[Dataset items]
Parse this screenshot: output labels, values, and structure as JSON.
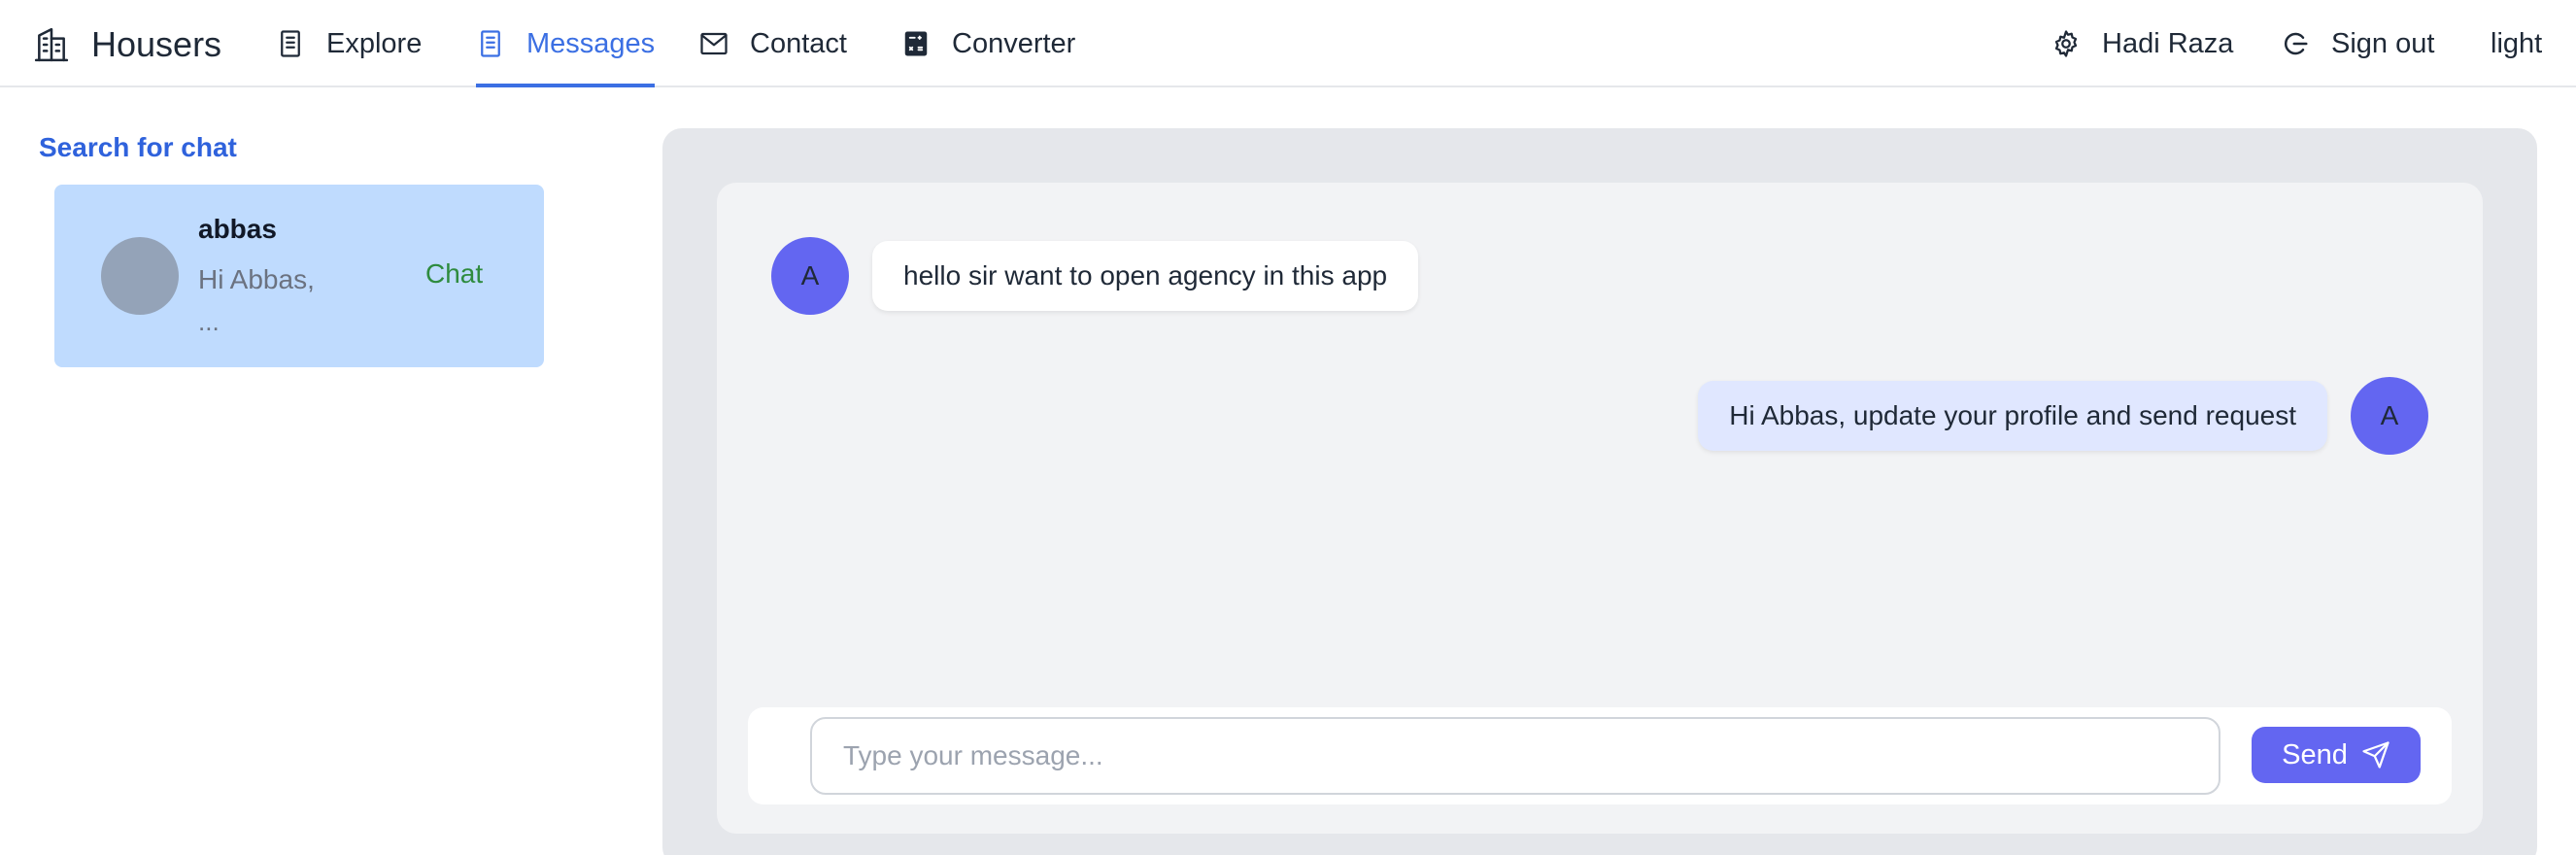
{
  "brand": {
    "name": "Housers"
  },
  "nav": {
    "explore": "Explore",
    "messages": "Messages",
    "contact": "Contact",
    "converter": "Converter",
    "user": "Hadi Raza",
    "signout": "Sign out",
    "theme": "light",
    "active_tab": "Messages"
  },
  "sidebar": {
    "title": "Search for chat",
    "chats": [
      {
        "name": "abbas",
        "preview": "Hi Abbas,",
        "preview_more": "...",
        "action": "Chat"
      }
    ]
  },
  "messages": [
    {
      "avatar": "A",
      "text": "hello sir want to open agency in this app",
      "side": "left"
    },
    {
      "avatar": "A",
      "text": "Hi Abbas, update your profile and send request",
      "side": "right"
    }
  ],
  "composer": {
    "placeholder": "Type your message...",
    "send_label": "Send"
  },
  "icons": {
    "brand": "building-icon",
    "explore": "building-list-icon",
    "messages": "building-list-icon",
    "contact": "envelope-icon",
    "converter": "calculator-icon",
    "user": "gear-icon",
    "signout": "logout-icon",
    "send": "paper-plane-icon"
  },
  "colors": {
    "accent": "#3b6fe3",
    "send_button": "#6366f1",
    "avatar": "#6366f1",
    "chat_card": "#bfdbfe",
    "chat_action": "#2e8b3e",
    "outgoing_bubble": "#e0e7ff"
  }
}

Directions:
Extract the entries in full, exactly as they are, minus the pictures.

Answer to the task:
Parse this screenshot: output labels, values, and structure as JSON.
{
  "brand": {
    "name": "Housers"
  },
  "nav": {
    "explore": "Explore",
    "messages": "Messages",
    "contact": "Contact",
    "converter": "Converter",
    "user": "Hadi Raza",
    "signout": "Sign out",
    "theme": "light",
    "active_tab": "Messages"
  },
  "sidebar": {
    "title": "Search for chat",
    "chats": [
      {
        "name": "abbas",
        "preview": "Hi Abbas,",
        "preview_more": "...",
        "action": "Chat"
      }
    ]
  },
  "messages": [
    {
      "avatar": "A",
      "text": "hello sir want to open agency in this app",
      "side": "left"
    },
    {
      "avatar": "A",
      "text": "Hi Abbas, update your profile and send request",
      "side": "right"
    }
  ],
  "composer": {
    "placeholder": "Type your message...",
    "send_label": "Send"
  },
  "icons": {
    "brand": "building-icon",
    "explore": "building-list-icon",
    "messages": "building-list-icon",
    "contact": "envelope-icon",
    "converter": "calculator-icon",
    "user": "gear-icon",
    "signout": "logout-icon",
    "send": "paper-plane-icon"
  },
  "colors": {
    "accent": "#3b6fe3",
    "send_button": "#6366f1",
    "avatar": "#6366f1",
    "chat_card": "#bfdbfe",
    "chat_action": "#2e8b3e",
    "outgoing_bubble": "#e0e7ff"
  }
}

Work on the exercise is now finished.